Entries taken from a collection:
:::

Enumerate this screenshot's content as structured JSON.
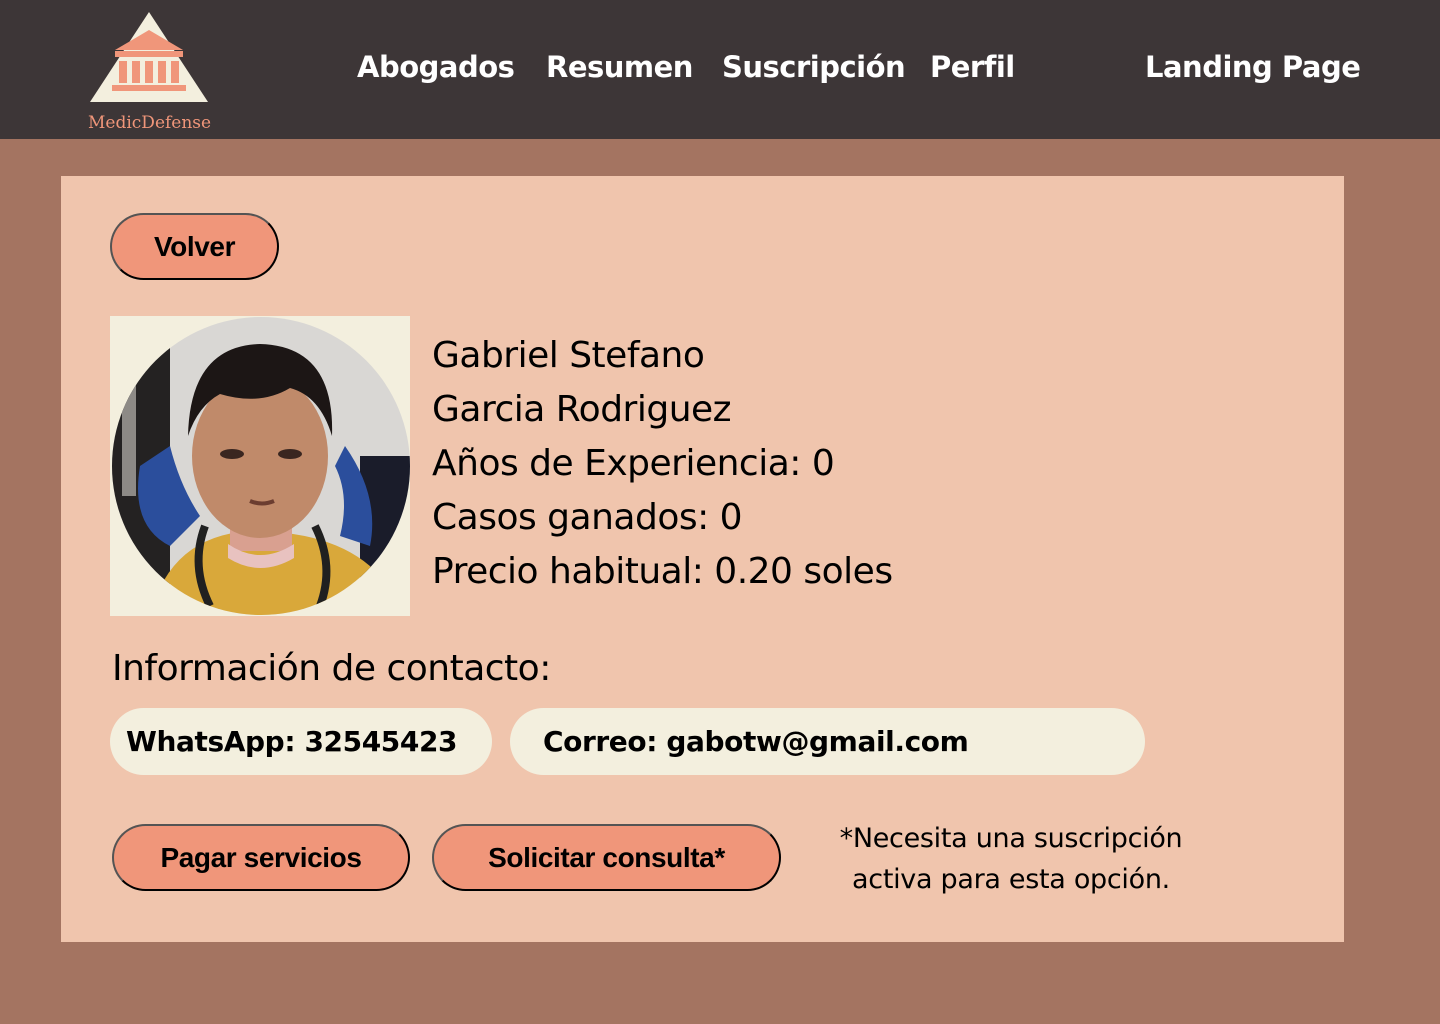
{
  "brand": {
    "name": "MedicDefense",
    "icon": "courthouse-icon",
    "colors": {
      "accent": "#f0967a",
      "badge": "#f3efde",
      "header": "#3d3637"
    }
  },
  "nav": {
    "abogados": "Abogados",
    "resumen": "Resumen",
    "suscripcion": "Suscripción",
    "perfil": "Perfil",
    "landing": "Landing Page"
  },
  "page": {
    "back_label": "Volver",
    "profile": {
      "first_names": "Gabriel Stefano",
      "last_names": "Garcia Rodriguez",
      "experience": "Años de Experiencia: 0",
      "cases_won": "Casos ganados: 0",
      "price": "Precio habitual: 0.20 soles"
    },
    "contact": {
      "title": "Información de contacto:",
      "whatsapp": "WhatsApp: 32545423",
      "email": "Correo: gabotw@gmail.com"
    },
    "actions": {
      "pay": "Pagar servicios",
      "consult": "Solicitar consulta*"
    },
    "note_line1": "*Necesita una suscripción",
    "note_line2": "activa para esta opción."
  }
}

:::

— The request —
Every entry must be reproduced exactly, with the images left out.

— Result for this task —
Enumerate this screenshot's content as structured JSON.
{
  "brand": {
    "name": "MedicDefense",
    "icon": "courthouse-icon",
    "colors": {
      "accent": "#f0967a",
      "badge": "#f3efde",
      "header": "#3d3637"
    }
  },
  "nav": {
    "abogados": "Abogados",
    "resumen": "Resumen",
    "suscripcion": "Suscripción",
    "perfil": "Perfil",
    "landing": "Landing Page"
  },
  "page": {
    "back_label": "Volver",
    "profile": {
      "first_names": "Gabriel Stefano",
      "last_names": "Garcia Rodriguez",
      "experience": "Años de Experiencia: 0",
      "cases_won": "Casos ganados: 0",
      "price": "Precio habitual: 0.20 soles"
    },
    "contact": {
      "title": "Información de contacto:",
      "whatsapp": "WhatsApp: 32545423",
      "email": "Correo: gabotw@gmail.com"
    },
    "actions": {
      "pay": "Pagar servicios",
      "consult": "Solicitar consulta*"
    },
    "note_line1": "*Necesita una suscripción",
    "note_line2": "activa para esta opción."
  }
}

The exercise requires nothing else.